Data lines ::
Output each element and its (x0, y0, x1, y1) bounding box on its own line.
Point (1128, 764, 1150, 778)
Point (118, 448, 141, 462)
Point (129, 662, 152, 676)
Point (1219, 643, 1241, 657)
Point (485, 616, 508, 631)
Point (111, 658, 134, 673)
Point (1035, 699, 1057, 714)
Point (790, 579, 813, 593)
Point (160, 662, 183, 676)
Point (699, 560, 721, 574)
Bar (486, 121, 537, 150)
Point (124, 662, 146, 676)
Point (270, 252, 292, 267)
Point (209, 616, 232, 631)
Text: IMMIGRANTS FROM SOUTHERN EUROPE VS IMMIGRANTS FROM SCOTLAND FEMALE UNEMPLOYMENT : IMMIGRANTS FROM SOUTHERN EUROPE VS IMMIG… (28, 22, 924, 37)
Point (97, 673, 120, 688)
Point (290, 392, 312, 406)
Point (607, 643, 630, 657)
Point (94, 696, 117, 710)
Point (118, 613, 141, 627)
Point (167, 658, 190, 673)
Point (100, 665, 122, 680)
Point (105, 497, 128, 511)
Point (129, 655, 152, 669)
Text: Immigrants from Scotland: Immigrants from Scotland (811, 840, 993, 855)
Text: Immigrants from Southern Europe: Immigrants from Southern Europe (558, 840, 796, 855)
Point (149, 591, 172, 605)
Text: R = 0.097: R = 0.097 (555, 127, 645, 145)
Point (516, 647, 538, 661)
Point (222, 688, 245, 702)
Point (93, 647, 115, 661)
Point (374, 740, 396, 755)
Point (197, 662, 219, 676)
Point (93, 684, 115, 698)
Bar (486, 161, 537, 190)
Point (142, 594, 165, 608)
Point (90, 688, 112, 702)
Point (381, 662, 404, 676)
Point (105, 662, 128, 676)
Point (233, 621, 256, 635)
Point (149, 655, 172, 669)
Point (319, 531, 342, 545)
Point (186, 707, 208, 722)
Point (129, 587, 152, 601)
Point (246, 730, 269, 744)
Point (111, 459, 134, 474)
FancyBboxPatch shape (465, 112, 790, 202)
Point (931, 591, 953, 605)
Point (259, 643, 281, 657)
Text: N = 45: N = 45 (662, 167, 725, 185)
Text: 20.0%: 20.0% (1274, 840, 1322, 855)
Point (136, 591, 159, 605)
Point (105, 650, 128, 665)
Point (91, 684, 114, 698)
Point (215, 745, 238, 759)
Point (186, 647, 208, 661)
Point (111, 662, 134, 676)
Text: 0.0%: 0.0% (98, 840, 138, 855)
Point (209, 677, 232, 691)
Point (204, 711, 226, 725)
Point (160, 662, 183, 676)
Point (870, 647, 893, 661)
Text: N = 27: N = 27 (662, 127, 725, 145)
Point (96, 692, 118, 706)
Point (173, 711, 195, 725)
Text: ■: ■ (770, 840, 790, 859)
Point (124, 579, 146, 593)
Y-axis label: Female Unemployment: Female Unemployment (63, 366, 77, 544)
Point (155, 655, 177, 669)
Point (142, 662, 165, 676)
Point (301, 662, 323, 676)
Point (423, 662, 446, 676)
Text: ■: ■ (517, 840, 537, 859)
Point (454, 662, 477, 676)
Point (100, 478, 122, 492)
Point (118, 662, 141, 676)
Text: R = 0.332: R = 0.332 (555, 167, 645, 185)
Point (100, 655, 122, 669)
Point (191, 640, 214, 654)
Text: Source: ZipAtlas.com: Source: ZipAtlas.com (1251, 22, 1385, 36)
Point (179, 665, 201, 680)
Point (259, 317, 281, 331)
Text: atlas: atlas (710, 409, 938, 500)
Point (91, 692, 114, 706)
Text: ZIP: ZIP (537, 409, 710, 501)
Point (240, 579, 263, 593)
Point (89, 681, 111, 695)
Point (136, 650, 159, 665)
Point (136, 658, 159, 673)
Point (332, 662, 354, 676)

Work to do ::
Please repeat the rows above with "Point" swapped for "Dot" and nothing else changed.

Response for this exercise ::
Output each element and its (x0, y0, x1, y1) bounding box on its own line.
Dot (1128, 764, 1150, 778)
Dot (118, 448, 141, 462)
Dot (129, 662, 152, 676)
Dot (1219, 643, 1241, 657)
Dot (485, 616, 508, 631)
Dot (111, 658, 134, 673)
Dot (1035, 699, 1057, 714)
Dot (790, 579, 813, 593)
Dot (160, 662, 183, 676)
Dot (699, 560, 721, 574)
Bar (486, 121, 537, 150)
Dot (124, 662, 146, 676)
Dot (270, 252, 292, 267)
Dot (209, 616, 232, 631)
Text: IMMIGRANTS FROM SOUTHERN EUROPE VS IMMIGRANTS FROM SCOTLAND FEMALE UNEMPLOYMENT : IMMIGRANTS FROM SOUTHERN EUROPE VS IMMIG… (28, 22, 924, 37)
Dot (97, 673, 120, 688)
Dot (290, 392, 312, 406)
Dot (607, 643, 630, 657)
Dot (94, 696, 117, 710)
Dot (118, 613, 141, 627)
Dot (167, 658, 190, 673)
Dot (100, 665, 122, 680)
Dot (105, 497, 128, 511)
Dot (129, 655, 152, 669)
Text: Immigrants from Scotland: Immigrants from Scotland (811, 840, 993, 855)
Text: Immigrants from Southern Europe: Immigrants from Southern Europe (558, 840, 796, 855)
Dot (149, 591, 172, 605)
Text: R = 0.097: R = 0.097 (555, 127, 645, 145)
Dot (516, 647, 538, 661)
Dot (222, 688, 245, 702)
Dot (93, 647, 115, 661)
Dot (374, 740, 396, 755)
Dot (197, 662, 219, 676)
Dot (93, 684, 115, 698)
Bar (486, 161, 537, 190)
Dot (142, 594, 165, 608)
Dot (90, 688, 112, 702)
Dot (381, 662, 404, 676)
Dot (105, 662, 128, 676)
Dot (233, 621, 256, 635)
Dot (149, 655, 172, 669)
Dot (319, 531, 342, 545)
Dot (186, 707, 208, 722)
Dot (129, 587, 152, 601)
Dot (246, 730, 269, 744)
Dot (111, 459, 134, 474)
FancyBboxPatch shape (465, 112, 790, 202)
Dot (931, 591, 953, 605)
Dot (259, 643, 281, 657)
Text: N = 45: N = 45 (662, 167, 725, 185)
Text: 20.0%: 20.0% (1274, 840, 1322, 855)
Dot (136, 591, 159, 605)
Dot (105, 650, 128, 665)
Dot (91, 684, 114, 698)
Dot (215, 745, 238, 759)
Dot (186, 647, 208, 661)
Dot (111, 662, 134, 676)
Text: 0.0%: 0.0% (98, 840, 138, 855)
Dot (209, 677, 232, 691)
Dot (204, 711, 226, 725)
Dot (160, 662, 183, 676)
Dot (870, 647, 893, 661)
Text: N = 27: N = 27 (662, 127, 725, 145)
Dot (96, 692, 118, 706)
Dot (173, 711, 195, 725)
Text: ■: ■ (770, 840, 790, 859)
Dot (124, 579, 146, 593)
Y-axis label: Female Unemployment: Female Unemployment (63, 366, 77, 544)
Dot (155, 655, 177, 669)
Dot (142, 662, 165, 676)
Dot (301, 662, 323, 676)
Dot (423, 662, 446, 676)
Text: ■: ■ (517, 840, 537, 859)
Dot (454, 662, 477, 676)
Dot (100, 478, 122, 492)
Dot (118, 662, 141, 676)
Text: R = 0.332: R = 0.332 (555, 167, 645, 185)
Dot (100, 655, 122, 669)
Dot (191, 640, 214, 654)
Text: Source: ZipAtlas.com: Source: ZipAtlas.com (1251, 22, 1385, 36)
Dot (179, 665, 201, 680)
Dot (259, 317, 281, 331)
Text: atlas: atlas (710, 409, 938, 500)
Dot (91, 692, 114, 706)
Text: ZIP: ZIP (537, 409, 710, 501)
Dot (240, 579, 263, 593)
Dot (89, 681, 111, 695)
Dot (136, 650, 159, 665)
Dot (136, 658, 159, 673)
Dot (332, 662, 354, 676)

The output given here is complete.